*Task objective*
The records below should be written out again, exactly.

*Given records*
%%
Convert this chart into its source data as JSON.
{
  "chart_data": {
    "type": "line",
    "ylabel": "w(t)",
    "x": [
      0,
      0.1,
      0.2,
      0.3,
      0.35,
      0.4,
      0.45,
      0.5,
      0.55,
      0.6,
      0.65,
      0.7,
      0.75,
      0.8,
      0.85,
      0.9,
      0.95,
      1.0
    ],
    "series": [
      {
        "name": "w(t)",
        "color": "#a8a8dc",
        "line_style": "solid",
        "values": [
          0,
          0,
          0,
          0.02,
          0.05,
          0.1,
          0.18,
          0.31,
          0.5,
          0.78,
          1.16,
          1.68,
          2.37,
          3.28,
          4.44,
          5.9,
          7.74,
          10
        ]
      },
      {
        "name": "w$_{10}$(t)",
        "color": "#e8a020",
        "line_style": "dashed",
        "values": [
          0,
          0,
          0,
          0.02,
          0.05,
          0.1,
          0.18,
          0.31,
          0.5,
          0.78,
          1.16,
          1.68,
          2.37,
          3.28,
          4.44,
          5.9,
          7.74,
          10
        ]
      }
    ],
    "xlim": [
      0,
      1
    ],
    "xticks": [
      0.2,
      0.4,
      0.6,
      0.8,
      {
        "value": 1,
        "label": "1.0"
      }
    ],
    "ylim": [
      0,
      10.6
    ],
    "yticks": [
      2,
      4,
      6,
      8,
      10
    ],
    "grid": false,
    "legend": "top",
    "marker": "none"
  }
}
%%
*Final answer*
Convert this chart into its source data as JSON.
{
  "chart_data": {
    "type": "line",
    "ylabel": "w(t)",
    "x": [
      0,
      0.1,
      0.2,
      0.3,
      0.35,
      0.4,
      0.45,
      0.5,
      0.55,
      0.6,
      0.65,
      0.7,
      0.75,
      0.8,
      0.85,
      0.9,
      0.95,
      1.0
    ],
    "series": [
      {
        "name": "w(t)",
        "color": "#a8a8dc",
        "line_style": "solid",
        "values": [
          0,
          0,
          0,
          0.02,
          0.05,
          0.1,
          0.18,
          0.31,
          0.5,
          0.78,
          1.16,
          1.68,
          2.37,
          3.28,
          4.44,
          5.9,
          7.74,
          10
        ]
      },
      {
        "name": "w$_{10}$(t)",
        "color": "#e8a020",
        "line_style": "dashed",
        "values": [
          0,
          0,
          0,
          0.02,
          0.05,
          0.1,
          0.18,
          0.31,
          0.5,
          0.78,
          1.16,
          1.68,
          2.37,
          3.28,
          4.44,
          5.9,
          7.74,
          10
        ]
      }
    ],
    "xlim": [
      0,
      1
    ],
    "xticks": [
      0.2,
      0.4,
      0.6,
      0.8,
      {
        "value": 1,
        "label": "1.0"
      }
    ],
    "ylim": [
      0,
      10.6
    ],
    "yticks": [
      2,
      4,
      6,
      8,
      10
    ],
    "grid": false,
    "legend": "top",
    "marker": "none"
  }
}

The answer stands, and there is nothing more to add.